## MATERIAL TO PROCESS

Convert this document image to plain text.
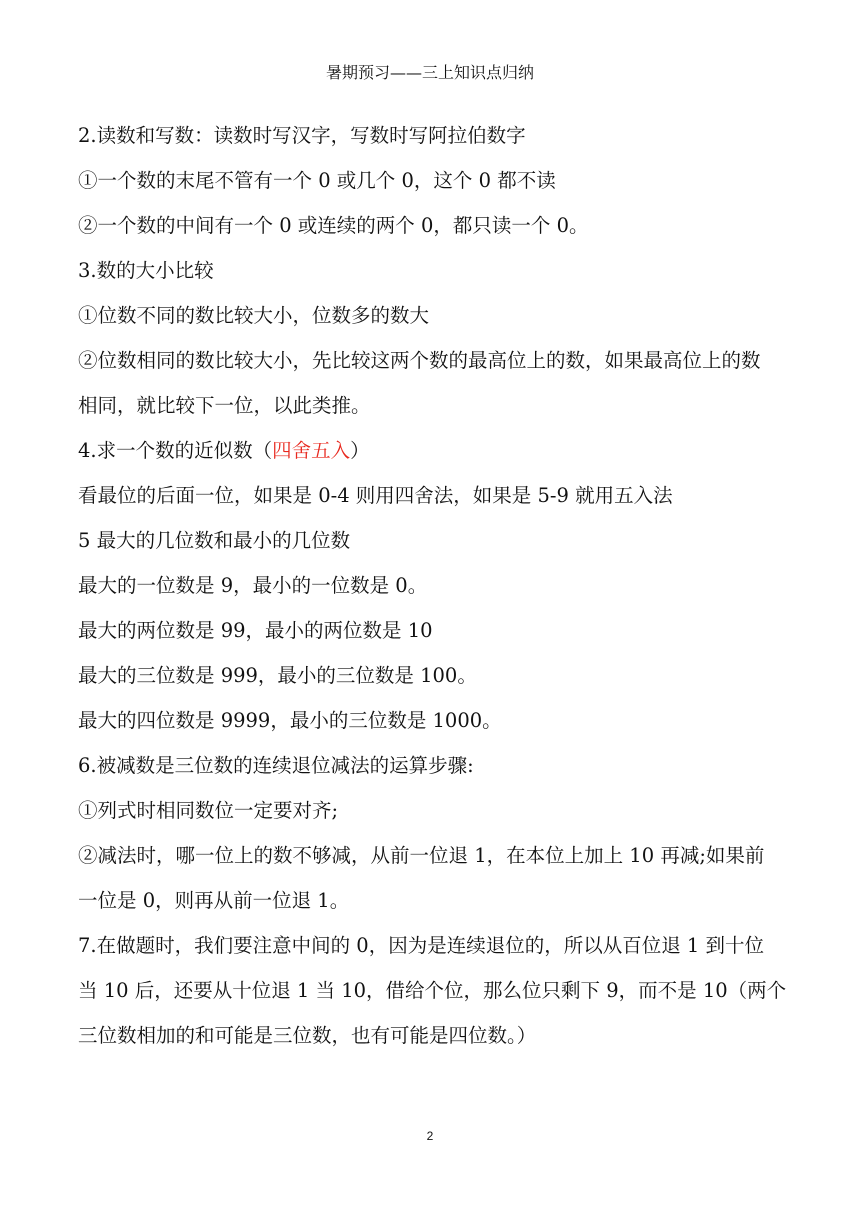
暑期预习——三上知识点归纳
2.读数和写数：读数时写汉字，写数时写阿拉伯数字
①一个数的末尾不管有一个 0 或几个 0，这个 0 都不读
②一个数的中间有一个 0 或连续的两个 0，都只读一个 0。
3.数的大小比较
①位数不同的数比较大小，位数多的数大
②位数相同的数比较大小，先比较这两个数的最高位上的数，如果最高位上的数
相同，就比较下一位，以此类推。
4.求一个数的近似数（四舍五入）
看最位的后面一位，如果是 0-4 则用四舍法，如果是 5-9 就用五入法
5 最大的几位数和最小的几位数
最大的一位数是 9，最小的一位数是 0。
最大的两位数是 99，最小的两位数是 10
最大的三位数是 999，最小的三位数是 100。
最大的四位数是 9999，最小的三位数是 1000。
6.被减数是三位数的连续退位减法的运算步骤:
①列式时相同数位一定要对齐;
②减法时，哪一位上的数不够减，从前一位退 1，在本位上加上 10 再减;如果前
一位是 0，则再从前一位退 1。
7.在做题时，我们要注意中间的 0，因为是连续退位的，所以从百位退 1 到十位
当 10 后，还要从十位退 1 当 10，借给个位，那么位只剩下 9，而不是 10（两个
三位数相加的和可能是三位数，也有可能是四位数。）
2
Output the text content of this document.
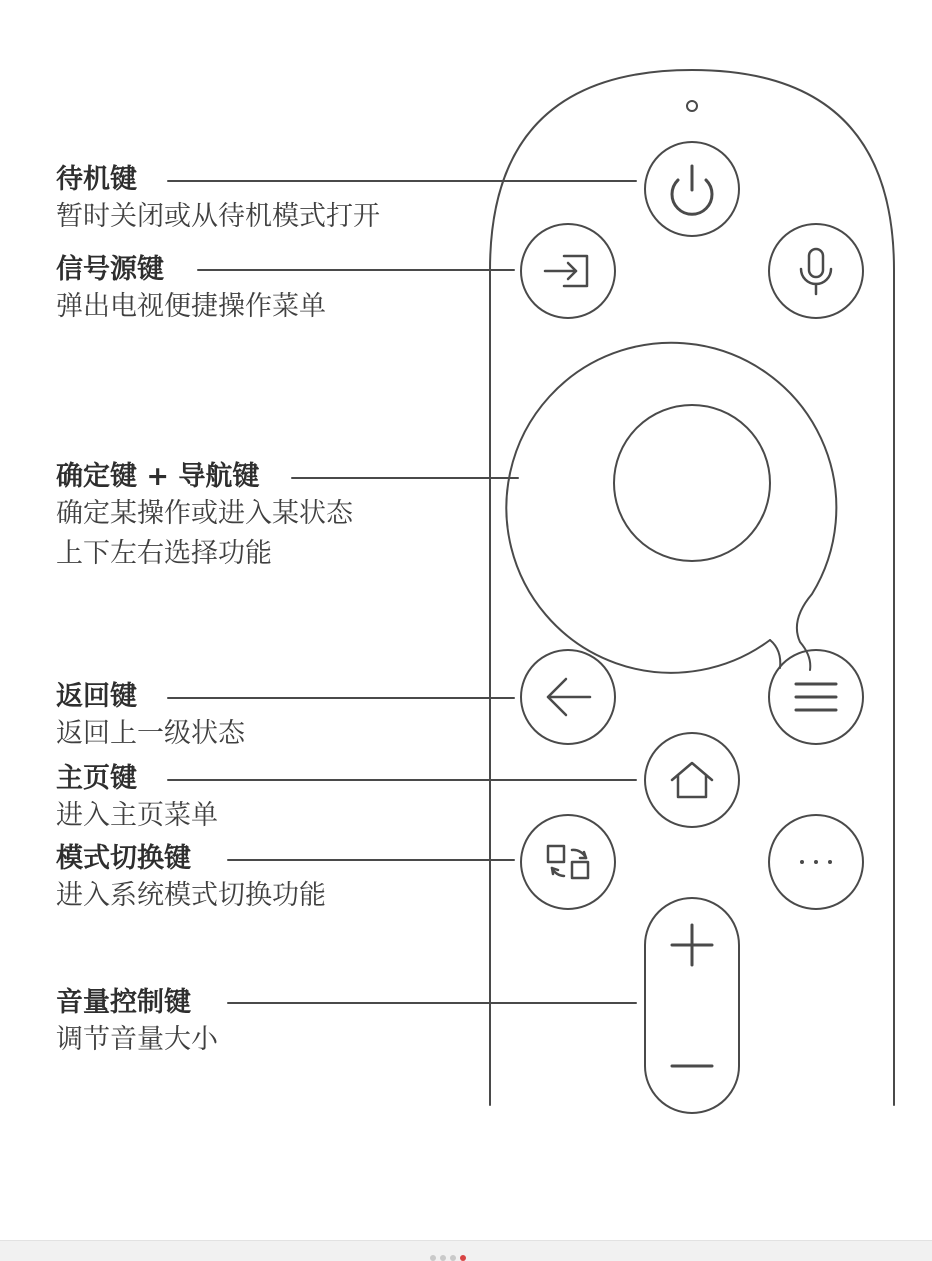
待机键
暂时关闭或从待机模式打开
信号源键
弹出电视便捷操作菜单
确定键 + 导航键
确定某操作或进入某状态
上下左右选择功能
返回键
返回上一级状态
主页键
进入主页菜单
模式切换键
进入系统模式切换功能
音量控制键
调节音量大小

## EXERCISE
Go through the entries above and count the lines containing the word "document"; give only that count.

## WRITTEN ANSWER
2